── EXTRACTED DATA ──

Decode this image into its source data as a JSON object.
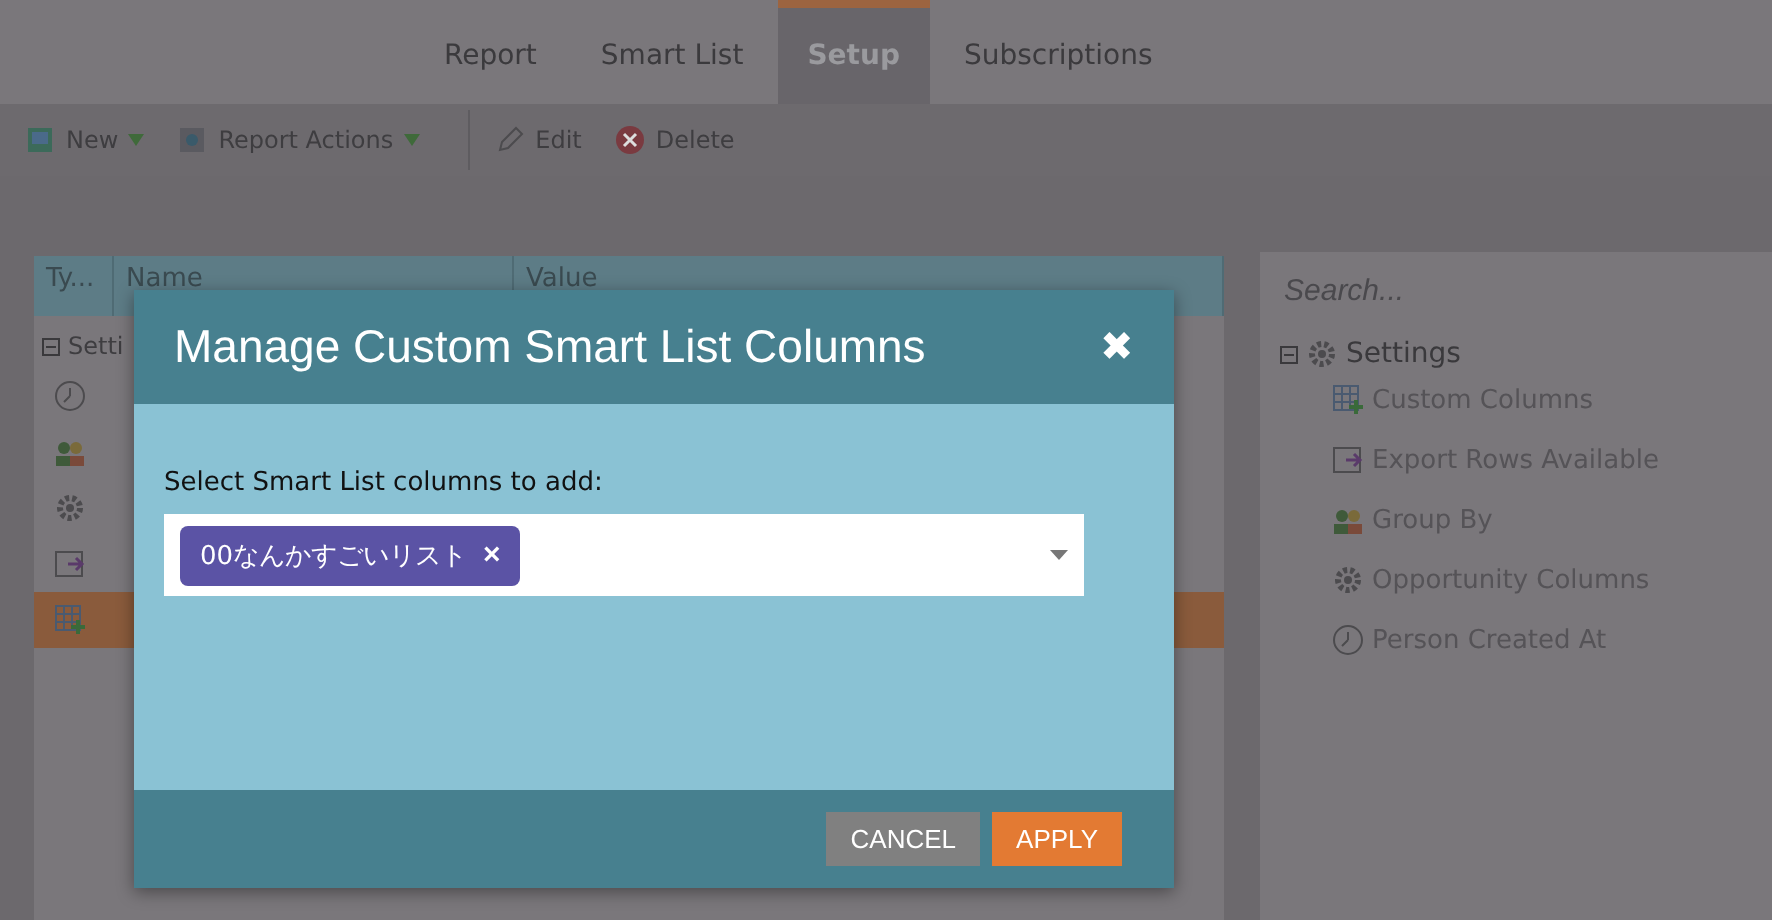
{
  "tabs": [
    {
      "label": "Report",
      "selected": false
    },
    {
      "label": "Smart List",
      "selected": false
    },
    {
      "label": "Setup",
      "selected": true
    },
    {
      "label": "Subscriptions",
      "selected": false
    }
  ],
  "toolbar": [
    {
      "label": "New",
      "kind": "new",
      "dropdown": true
    },
    {
      "label": "Report Actions",
      "kind": "report",
      "dropdown": true
    },
    {
      "label": "Edit",
      "kind": "edit",
      "dropdown": false
    },
    {
      "label": "Delete",
      "kind": "delete",
      "dropdown": false
    }
  ],
  "grid": {
    "columns": [
      "Ty...",
      "Name",
      "Value"
    ],
    "group": {
      "label": "Setti",
      "expanded": true
    },
    "rows": [
      {
        "kind": "clock",
        "selected": false
      },
      {
        "kind": "people",
        "selected": false
      },
      {
        "kind": "gear",
        "selected": false
      },
      {
        "kind": "export",
        "selected": false
      },
      {
        "kind": "columns",
        "selected": true
      }
    ]
  },
  "side_panel": {
    "search": {
      "placeholder": "Search..."
    },
    "tree": [
      {
        "label": "Settings",
        "kind": "gear",
        "expanded": true,
        "children": [
          {
            "label": "Custom Columns",
            "kind": "columns"
          },
          {
            "label": "Export Rows Available",
            "kind": "export"
          },
          {
            "label": "Group By",
            "kind": "people"
          },
          {
            "label": "Opportunity Columns",
            "kind": "gear"
          },
          {
            "label": "Person Created At",
            "kind": "clock"
          }
        ]
      }
    ]
  },
  "dialog": {
    "title": "Manage Custom Smart List Columns",
    "close": "✖",
    "field_label": "Select Smart List columns to add:",
    "tags": [
      {
        "label": "00なんかすごいリスト",
        "remove": "×"
      }
    ],
    "buttons": [
      {
        "label": "CANCEL",
        "kind": "secondary"
      },
      {
        "label": "APPLY",
        "kind": "primary"
      }
    ]
  }
}
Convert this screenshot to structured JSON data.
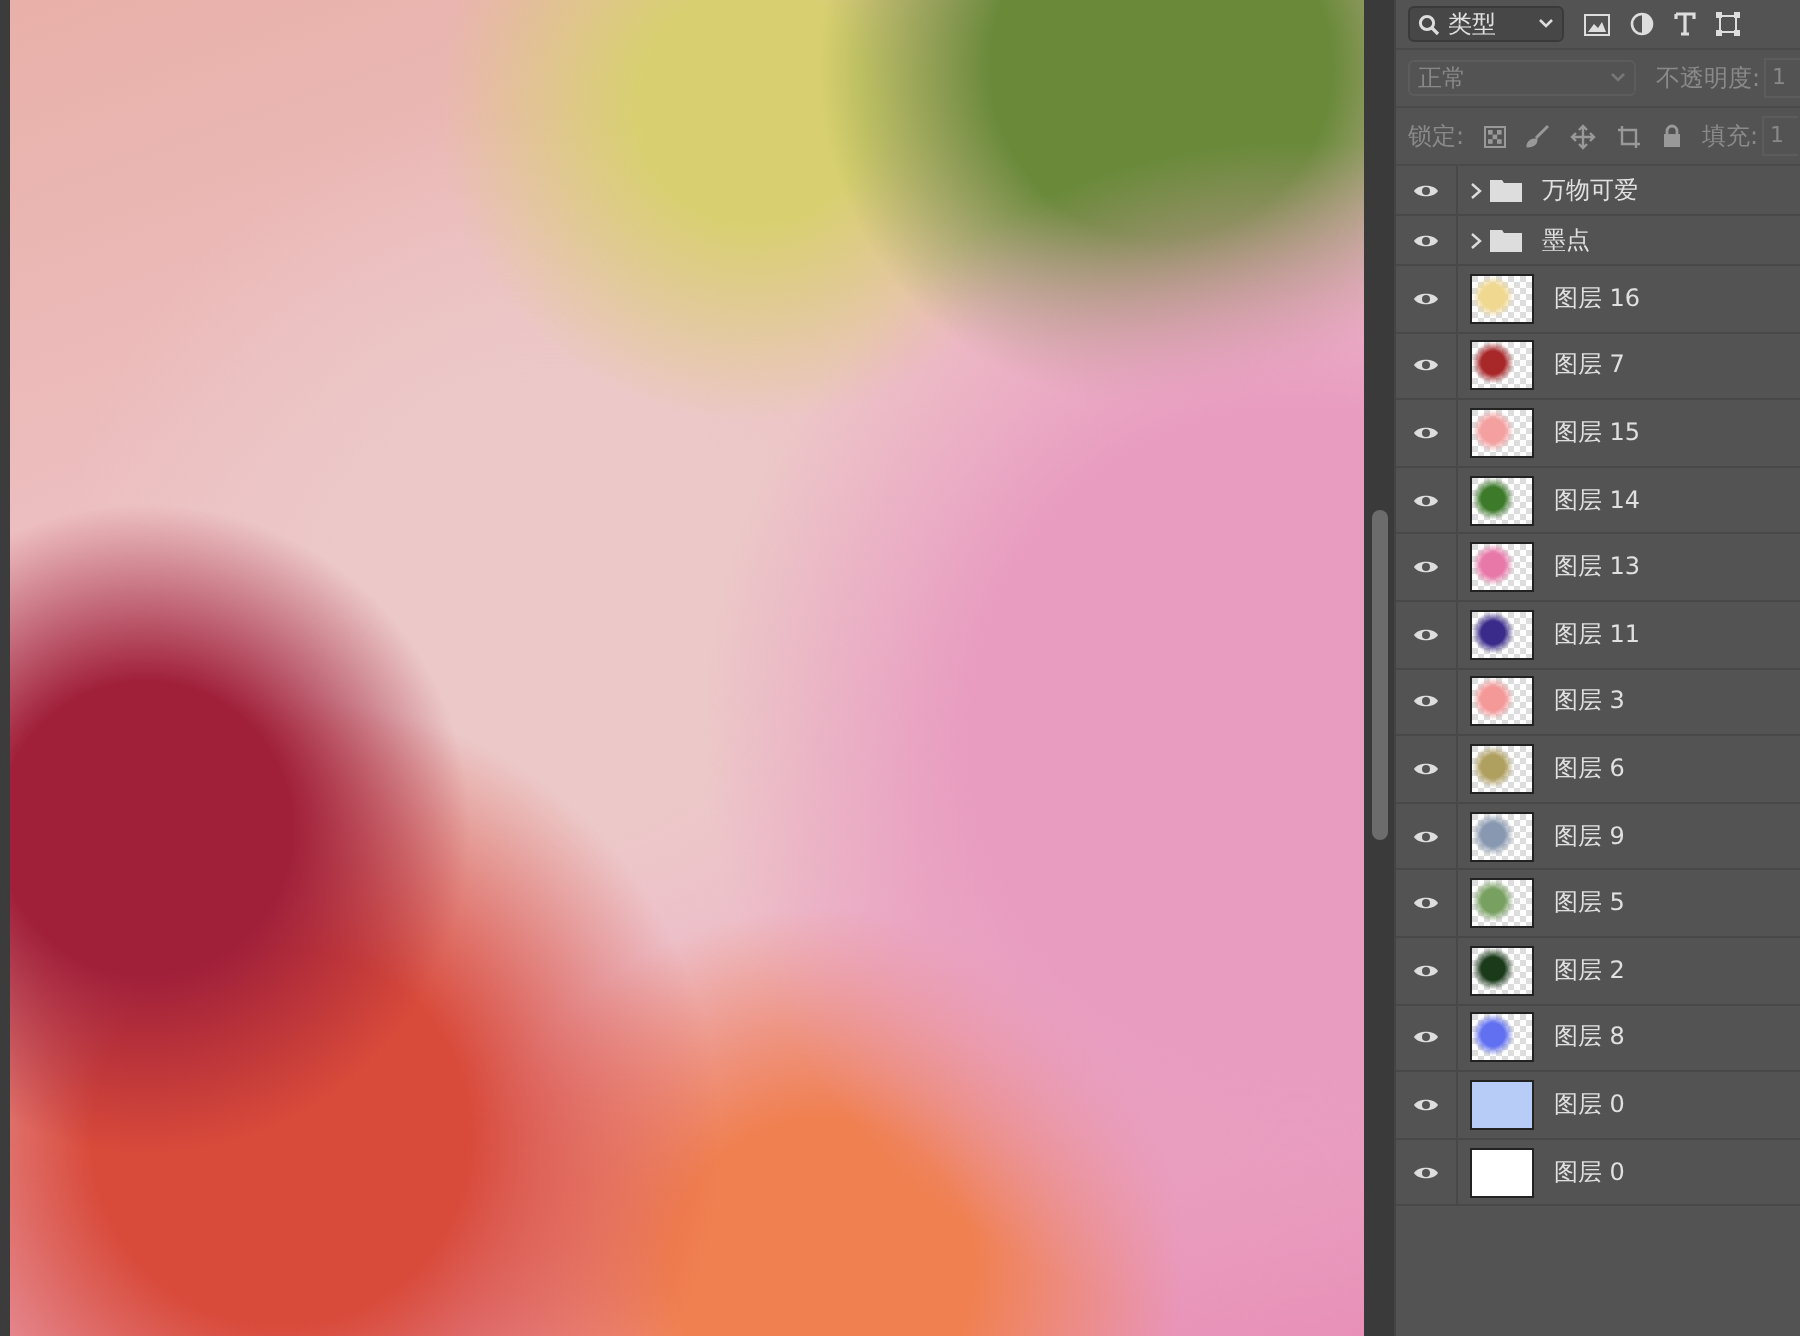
{
  "filter": {
    "value": "类型"
  },
  "blend": {
    "value": "正常",
    "disabled": true
  },
  "opacity": {
    "label": "不透明度:",
    "value": "1"
  },
  "lock": {
    "label": "锁定:"
  },
  "fill": {
    "label": "填充:",
    "value": "1"
  },
  "layers": [
    {
      "kind": "group",
      "name": "万物可爱",
      "visible": true,
      "expanded": false
    },
    {
      "kind": "group",
      "name": "墨点",
      "visible": true,
      "expanded": false
    },
    {
      "kind": "layer",
      "name": "图层 16",
      "visible": true,
      "transparent": true,
      "color": "#f0d890"
    },
    {
      "kind": "layer",
      "name": "图层 7",
      "visible": true,
      "transparent": true,
      "color": "#a8282a"
    },
    {
      "kind": "layer",
      "name": "图层 15",
      "visible": true,
      "transparent": true,
      "color": "#f4a0a0"
    },
    {
      "kind": "layer",
      "name": "图层 14",
      "visible": true,
      "transparent": true,
      "color": "#3d7a2a"
    },
    {
      "kind": "layer",
      "name": "图层 13",
      "visible": true,
      "transparent": true,
      "color": "#e878a8"
    },
    {
      "kind": "layer",
      "name": "图层 11",
      "visible": true,
      "transparent": true,
      "color": "#3a2a8a"
    },
    {
      "kind": "layer",
      "name": "图层 3",
      "visible": true,
      "transparent": true,
      "color": "#f49898"
    },
    {
      "kind": "layer",
      "name": "图层 6",
      "visible": true,
      "transparent": true,
      "color": "#b0a060"
    },
    {
      "kind": "layer",
      "name": "图层 9",
      "visible": true,
      "transparent": true,
      "color": "#8898b0"
    },
    {
      "kind": "layer",
      "name": "图层 5",
      "visible": true,
      "transparent": true,
      "color": "#78a060"
    },
    {
      "kind": "layer",
      "name": "图层 2",
      "visible": true,
      "transparent": true,
      "color": "#1a3a1a"
    },
    {
      "kind": "layer",
      "name": "图层 8",
      "visible": true,
      "transparent": true,
      "color": "#6070f0"
    },
    {
      "kind": "layer",
      "name": "图层 0",
      "visible": true,
      "transparent": false,
      "color": "#b8ccf8"
    },
    {
      "kind": "layer",
      "name": "图层 0",
      "visible": true,
      "transparent": false,
      "color": "#ffffff"
    }
  ]
}
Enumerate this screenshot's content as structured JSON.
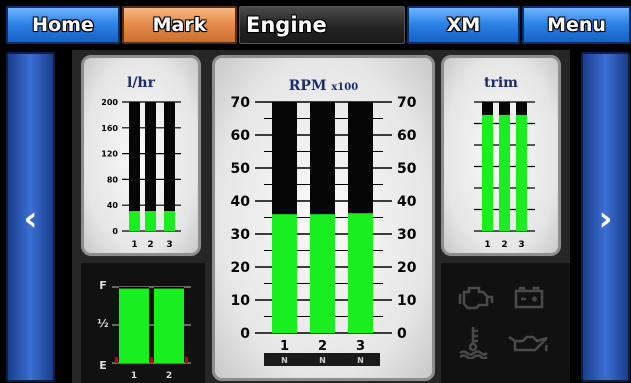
{
  "tabs": {
    "home": "Home",
    "mark": "Mark",
    "title": "Engine",
    "xm": "XM",
    "menu": "Menu"
  },
  "nav": {
    "prev_glyph": "‹",
    "next_glyph": "›"
  },
  "fuel_rate": {
    "title": "l/hr",
    "ticks": [
      "200",
      "160",
      "120",
      "80",
      "40",
      "0"
    ],
    "max": 200,
    "engines": [
      "1",
      "2",
      "3"
    ],
    "values": [
      31,
      31,
      31
    ]
  },
  "rpm": {
    "title": "RPM",
    "title_unit": "x100",
    "ticks": [
      "70",
      "60",
      "50",
      "40",
      "30",
      "20",
      "10",
      "0"
    ],
    "max": 70,
    "engines": [
      "1",
      "2",
      "3"
    ],
    "values": [
      36,
      36,
      36.3
    ],
    "gear": [
      "N",
      "N",
      "N"
    ]
  },
  "trim": {
    "title": "trim",
    "engines": [
      "1",
      "2",
      "3"
    ],
    "values": [
      0.9,
      0.9,
      0.9
    ]
  },
  "fuel_level": {
    "full_label": "F",
    "half_label": "½",
    "empty_label": "E",
    "tanks": [
      "1",
      "2"
    ],
    "values": [
      0.98,
      0.98
    ]
  },
  "warnings": {
    "icons": [
      "check-engine-icon",
      "battery-icon",
      "coolant-temperature-icon",
      "oil-pressure-icon"
    ]
  },
  "colors": {
    "bar_fill": "#19ef1f",
    "bar_empty": "#050505",
    "tab_blue": "#2f84e8",
    "tab_orange": "#e58e4d"
  }
}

───

REQUIREMENTS: Write out every line of the preceding listing that contains "screenshot".

FINISHED ANSWER:
Convert this screenshot to structured JSON data.
Enumerate this screenshot's content as structured JSON.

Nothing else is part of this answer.